─── Provided records ───
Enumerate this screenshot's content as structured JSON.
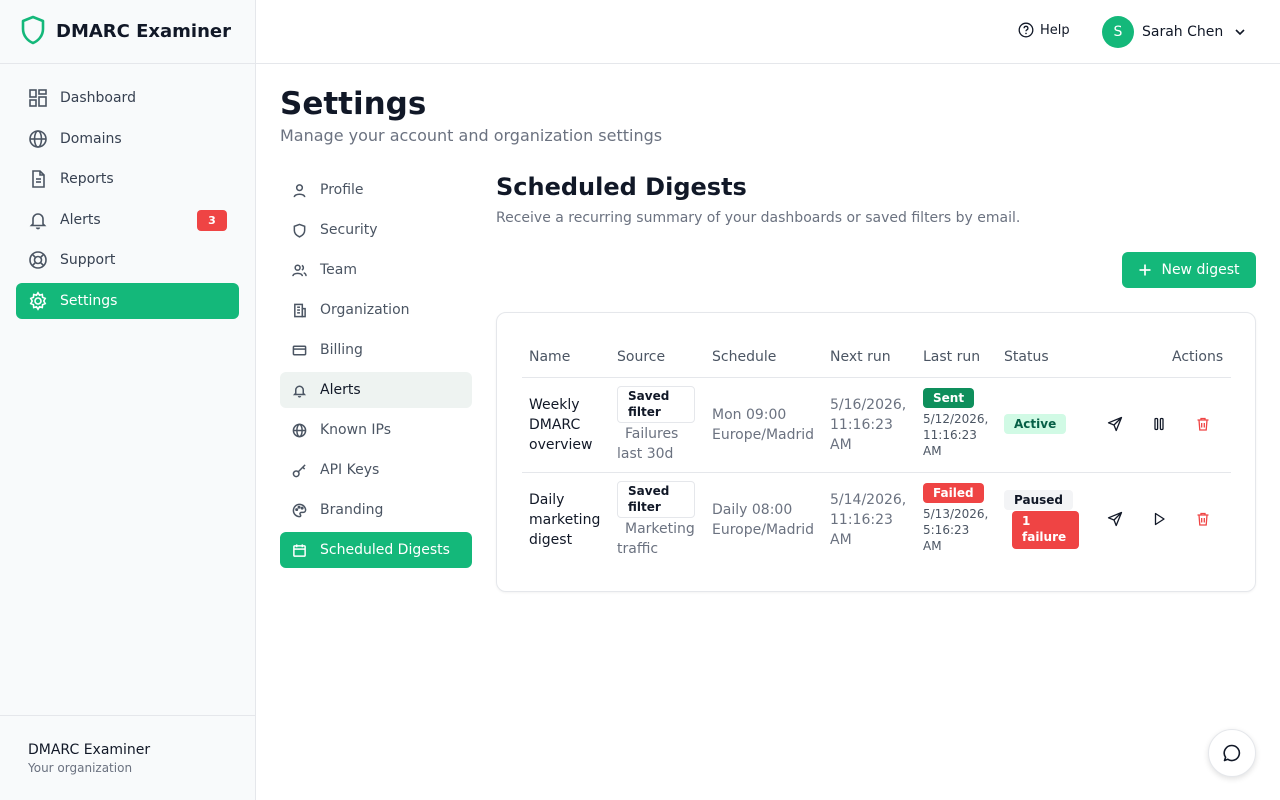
{
  "app": {
    "name": "DMARC Examiner"
  },
  "sidebar": {
    "items": [
      {
        "label": "Dashboard",
        "icon": "dashboard-icon"
      },
      {
        "label": "Domains",
        "icon": "globe-icon"
      },
      {
        "label": "Reports",
        "icon": "file-icon"
      },
      {
        "label": "Alerts",
        "icon": "bell-icon",
        "badge": "3"
      },
      {
        "label": "Support",
        "icon": "lifebuoy-icon"
      },
      {
        "label": "Settings",
        "icon": "gear-icon",
        "active": true
      }
    ],
    "footer": {
      "org_name": "DMARC Examiner",
      "org_sub": "Your organization"
    }
  },
  "header": {
    "help_label": "Help",
    "user": {
      "initial": "S",
      "name": "Sarah Chen"
    }
  },
  "page": {
    "title": "Settings",
    "subtitle": "Manage your account and organization settings"
  },
  "settings_nav": [
    {
      "label": "Profile",
      "icon": "user-icon"
    },
    {
      "label": "Security",
      "icon": "shield-icon"
    },
    {
      "label": "Team",
      "icon": "users-icon"
    },
    {
      "label": "Organization",
      "icon": "building-icon"
    },
    {
      "label": "Billing",
      "icon": "credit-card-icon"
    },
    {
      "label": "Alerts",
      "icon": "bell-icon",
      "hovered": true
    },
    {
      "label": "Known IPs",
      "icon": "globe-icon"
    },
    {
      "label": "API Keys",
      "icon": "key-icon"
    },
    {
      "label": "Branding",
      "icon": "palette-icon"
    },
    {
      "label": "Scheduled Digests",
      "icon": "calendar-icon",
      "active": true
    }
  ],
  "digests": {
    "title": "Scheduled Digests",
    "subtitle": "Receive a recurring summary of your dashboards or saved filters by email.",
    "new_button": "New digest",
    "columns": [
      "Name",
      "Source",
      "Schedule",
      "Next run",
      "Last run",
      "Status",
      "Actions"
    ],
    "rows": [
      {
        "name": [
          "Weekly",
          "DMARC",
          "overview"
        ],
        "source_chip": [
          "Saved",
          "filter"
        ],
        "source_text": [
          "Failures",
          "last 30d"
        ],
        "schedule": [
          "Mon 09:00",
          "Europe/Madrid"
        ],
        "next_run": [
          "5/16/2026,",
          "11:16:23",
          "AM"
        ],
        "last_status": "Sent",
        "last_time": [
          "5/12/2026,",
          "11:16:23",
          "AM"
        ],
        "status": "Active",
        "failure_badge": null
      },
      {
        "name": [
          "Daily",
          "marketing",
          "digest"
        ],
        "source_chip": [
          "Saved",
          "filter"
        ],
        "source_text": [
          "Marketing",
          "traffic"
        ],
        "schedule": [
          "Daily 08:00",
          "Europe/Madrid"
        ],
        "next_run": [
          "5/14/2026,",
          "11:16:23",
          "AM"
        ],
        "last_status": "Failed",
        "last_time": [
          "5/13/2026,",
          "5:16:23",
          "AM"
        ],
        "status": "Paused",
        "failure_badge": [
          "1",
          "failure"
        ]
      }
    ]
  },
  "colors": {
    "accent": "#14b87a",
    "danger": "#ef4444",
    "sent": "#0e8f5c"
  }
}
───
● **The problem**: Reproduce each entry precisely. Leave the pictures out.

● **Solved exercise**:
Enumerate this screenshot's content as structured JSON.
{
  "app": {
    "name": "DMARC Examiner"
  },
  "sidebar": {
    "items": [
      {
        "label": "Dashboard",
        "icon": "dashboard-icon"
      },
      {
        "label": "Domains",
        "icon": "globe-icon"
      },
      {
        "label": "Reports",
        "icon": "file-icon"
      },
      {
        "label": "Alerts",
        "icon": "bell-icon",
        "badge": "3"
      },
      {
        "label": "Support",
        "icon": "lifebuoy-icon"
      },
      {
        "label": "Settings",
        "icon": "gear-icon",
        "active": true
      }
    ],
    "footer": {
      "org_name": "DMARC Examiner",
      "org_sub": "Your organization"
    }
  },
  "header": {
    "help_label": "Help",
    "user": {
      "initial": "S",
      "name": "Sarah Chen"
    }
  },
  "page": {
    "title": "Settings",
    "subtitle": "Manage your account and organization settings"
  },
  "settings_nav": [
    {
      "label": "Profile",
      "icon": "user-icon"
    },
    {
      "label": "Security",
      "icon": "shield-icon"
    },
    {
      "label": "Team",
      "icon": "users-icon"
    },
    {
      "label": "Organization",
      "icon": "building-icon"
    },
    {
      "label": "Billing",
      "icon": "credit-card-icon"
    },
    {
      "label": "Alerts",
      "icon": "bell-icon",
      "hovered": true
    },
    {
      "label": "Known IPs",
      "icon": "globe-icon"
    },
    {
      "label": "API Keys",
      "icon": "key-icon"
    },
    {
      "label": "Branding",
      "icon": "palette-icon"
    },
    {
      "label": "Scheduled Digests",
      "icon": "calendar-icon",
      "active": true
    }
  ],
  "digests": {
    "title": "Scheduled Digests",
    "subtitle": "Receive a recurring summary of your dashboards or saved filters by email.",
    "new_button": "New digest",
    "columns": [
      "Name",
      "Source",
      "Schedule",
      "Next run",
      "Last run",
      "Status",
      "Actions"
    ],
    "rows": [
      {
        "name": [
          "Weekly",
          "DMARC",
          "overview"
        ],
        "source_chip": [
          "Saved",
          "filter"
        ],
        "source_text": [
          "Failures",
          "last 30d"
        ],
        "schedule": [
          "Mon 09:00",
          "Europe/Madrid"
        ],
        "next_run": [
          "5/16/2026,",
          "11:16:23",
          "AM"
        ],
        "last_status": "Sent",
        "last_time": [
          "5/12/2026,",
          "11:16:23",
          "AM"
        ],
        "status": "Active",
        "failure_badge": null
      },
      {
        "name": [
          "Daily",
          "marketing",
          "digest"
        ],
        "source_chip": [
          "Saved",
          "filter"
        ],
        "source_text": [
          "Marketing",
          "traffic"
        ],
        "schedule": [
          "Daily 08:00",
          "Europe/Madrid"
        ],
        "next_run": [
          "5/14/2026,",
          "11:16:23",
          "AM"
        ],
        "last_status": "Failed",
        "last_time": [
          "5/13/2026,",
          "5:16:23",
          "AM"
        ],
        "status": "Paused",
        "failure_badge": [
          "1",
          "failure"
        ]
      }
    ]
  },
  "colors": {
    "accent": "#14b87a",
    "danger": "#ef4444",
    "sent": "#0e8f5c"
  }
}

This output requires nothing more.